ROWS:
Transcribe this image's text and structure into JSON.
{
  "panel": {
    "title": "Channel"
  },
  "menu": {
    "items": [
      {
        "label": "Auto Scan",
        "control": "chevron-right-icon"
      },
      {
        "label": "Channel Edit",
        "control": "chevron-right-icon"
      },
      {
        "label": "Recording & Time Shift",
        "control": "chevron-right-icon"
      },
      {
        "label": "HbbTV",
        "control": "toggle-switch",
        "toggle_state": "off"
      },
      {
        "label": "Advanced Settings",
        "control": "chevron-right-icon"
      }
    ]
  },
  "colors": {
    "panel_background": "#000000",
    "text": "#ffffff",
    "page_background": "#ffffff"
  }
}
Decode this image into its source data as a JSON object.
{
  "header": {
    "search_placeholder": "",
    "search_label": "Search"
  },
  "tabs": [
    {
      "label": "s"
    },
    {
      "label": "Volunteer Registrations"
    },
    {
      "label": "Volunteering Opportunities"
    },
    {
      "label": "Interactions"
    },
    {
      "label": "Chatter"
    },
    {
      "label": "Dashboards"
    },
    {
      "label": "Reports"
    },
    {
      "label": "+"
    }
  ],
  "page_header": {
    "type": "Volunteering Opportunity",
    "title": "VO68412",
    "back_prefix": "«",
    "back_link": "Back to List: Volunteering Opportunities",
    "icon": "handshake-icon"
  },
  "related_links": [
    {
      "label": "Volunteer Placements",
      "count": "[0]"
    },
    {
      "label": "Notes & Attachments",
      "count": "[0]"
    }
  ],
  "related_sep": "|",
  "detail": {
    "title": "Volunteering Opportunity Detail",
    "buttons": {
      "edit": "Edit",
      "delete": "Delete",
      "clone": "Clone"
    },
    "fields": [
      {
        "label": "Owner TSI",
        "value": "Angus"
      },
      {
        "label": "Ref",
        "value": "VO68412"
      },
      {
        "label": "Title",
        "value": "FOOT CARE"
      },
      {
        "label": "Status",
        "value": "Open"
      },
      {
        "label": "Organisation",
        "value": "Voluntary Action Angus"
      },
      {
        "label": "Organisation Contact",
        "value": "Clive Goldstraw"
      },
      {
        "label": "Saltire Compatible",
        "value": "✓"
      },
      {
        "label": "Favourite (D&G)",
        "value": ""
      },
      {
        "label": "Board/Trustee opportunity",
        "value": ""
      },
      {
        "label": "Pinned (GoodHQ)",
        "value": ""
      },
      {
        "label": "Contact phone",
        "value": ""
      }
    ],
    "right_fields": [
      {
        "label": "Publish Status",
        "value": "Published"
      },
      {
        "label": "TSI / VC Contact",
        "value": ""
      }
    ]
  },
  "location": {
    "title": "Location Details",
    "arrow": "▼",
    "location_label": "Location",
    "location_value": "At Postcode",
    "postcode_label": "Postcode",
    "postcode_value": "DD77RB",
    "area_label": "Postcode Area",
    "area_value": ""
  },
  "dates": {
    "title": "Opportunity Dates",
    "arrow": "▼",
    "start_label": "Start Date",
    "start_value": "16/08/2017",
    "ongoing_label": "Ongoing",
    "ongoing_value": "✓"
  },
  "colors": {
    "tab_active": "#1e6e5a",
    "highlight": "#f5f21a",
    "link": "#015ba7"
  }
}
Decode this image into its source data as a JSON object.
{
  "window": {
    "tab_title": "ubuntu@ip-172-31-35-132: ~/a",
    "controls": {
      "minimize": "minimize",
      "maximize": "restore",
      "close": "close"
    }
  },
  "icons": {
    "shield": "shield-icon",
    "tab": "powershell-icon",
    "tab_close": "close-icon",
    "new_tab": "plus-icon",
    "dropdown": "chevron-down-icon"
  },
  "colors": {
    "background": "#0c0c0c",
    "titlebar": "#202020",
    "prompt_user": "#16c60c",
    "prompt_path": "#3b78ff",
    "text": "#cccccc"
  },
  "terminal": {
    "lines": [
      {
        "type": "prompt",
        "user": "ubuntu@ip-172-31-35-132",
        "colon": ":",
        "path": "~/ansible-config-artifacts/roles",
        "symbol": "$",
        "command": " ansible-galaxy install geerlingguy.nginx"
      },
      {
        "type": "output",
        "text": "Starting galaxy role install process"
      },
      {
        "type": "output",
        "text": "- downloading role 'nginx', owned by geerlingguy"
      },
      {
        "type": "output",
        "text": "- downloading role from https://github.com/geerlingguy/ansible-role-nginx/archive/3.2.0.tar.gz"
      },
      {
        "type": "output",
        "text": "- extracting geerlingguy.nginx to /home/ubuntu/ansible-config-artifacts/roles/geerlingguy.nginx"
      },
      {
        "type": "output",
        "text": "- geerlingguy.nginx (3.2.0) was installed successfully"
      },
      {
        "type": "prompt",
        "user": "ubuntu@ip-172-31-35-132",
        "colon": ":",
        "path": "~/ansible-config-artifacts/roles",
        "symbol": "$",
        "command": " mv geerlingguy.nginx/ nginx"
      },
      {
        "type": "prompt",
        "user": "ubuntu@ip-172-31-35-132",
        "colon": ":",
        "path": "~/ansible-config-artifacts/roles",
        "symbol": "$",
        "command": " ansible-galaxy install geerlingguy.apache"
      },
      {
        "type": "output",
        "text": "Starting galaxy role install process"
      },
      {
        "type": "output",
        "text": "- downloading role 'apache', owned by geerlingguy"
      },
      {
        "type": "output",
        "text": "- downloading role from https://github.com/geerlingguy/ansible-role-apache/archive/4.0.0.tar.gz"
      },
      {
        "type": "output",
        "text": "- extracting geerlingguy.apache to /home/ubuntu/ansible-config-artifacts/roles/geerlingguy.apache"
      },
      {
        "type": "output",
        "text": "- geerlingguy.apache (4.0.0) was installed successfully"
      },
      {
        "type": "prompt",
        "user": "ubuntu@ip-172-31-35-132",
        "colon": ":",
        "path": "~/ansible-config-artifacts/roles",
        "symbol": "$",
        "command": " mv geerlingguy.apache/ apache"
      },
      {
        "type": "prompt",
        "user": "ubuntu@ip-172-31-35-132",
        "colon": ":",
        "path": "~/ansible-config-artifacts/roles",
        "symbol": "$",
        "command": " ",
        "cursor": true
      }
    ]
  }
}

TASK STATEMENT: Extract each line from the entries above that contains the string "owned".

TASK RESPONSE:
        "text": "- downloading role 'nginx', owned by geerlingguy"
        "text": "- downloading role 'apache', owned by geerlingguy"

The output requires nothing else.